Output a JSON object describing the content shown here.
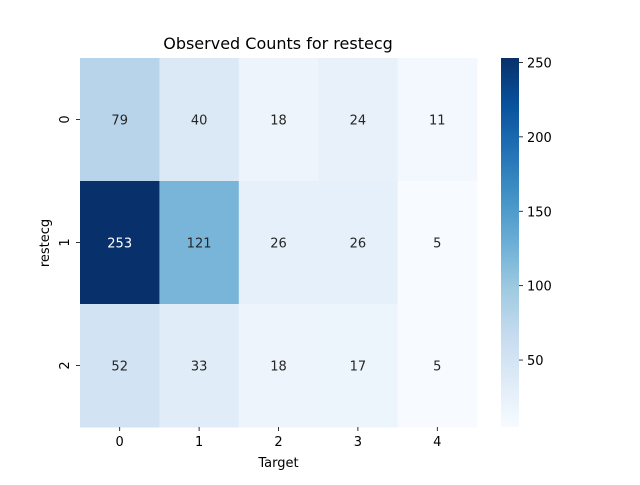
{
  "chart_data": {
    "type": "heatmap",
    "title": "Observed Counts for restecg",
    "xlabel": "Target",
    "ylabel": "restecg",
    "x_categories": [
      "0",
      "1",
      "2",
      "3",
      "4"
    ],
    "y_categories": [
      "0",
      "1",
      "2"
    ],
    "values": [
      [
        79,
        40,
        18,
        24,
        11
      ],
      [
        253,
        121,
        26,
        26,
        5
      ],
      [
        52,
        33,
        18,
        17,
        5
      ]
    ],
    "colormap": "Blues",
    "vmin": 5,
    "vmax": 253,
    "colorbar_ticks": [
      50,
      100,
      150,
      200,
      250
    ],
    "annotations": true,
    "grid": false
  }
}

---

→ **Exercise**: Extract all the data above exactly, excluding every picture.

→ **Solution to the problem**:
Output a JSON object describing the content shown here.
{
  "chart_data": {
    "type": "heatmap",
    "title": "Observed Counts for restecg",
    "xlabel": "Target",
    "ylabel": "restecg",
    "x_categories": [
      "0",
      "1",
      "2",
      "3",
      "4"
    ],
    "y_categories": [
      "0",
      "1",
      "2"
    ],
    "values": [
      [
        79,
        40,
        18,
        24,
        11
      ],
      [
        253,
        121,
        26,
        26,
        5
      ],
      [
        52,
        33,
        18,
        17,
        5
      ]
    ],
    "colormap": "Blues",
    "vmin": 5,
    "vmax": 253,
    "colorbar_ticks": [
      50,
      100,
      150,
      200,
      250
    ],
    "annotations": true,
    "grid": false
  }
}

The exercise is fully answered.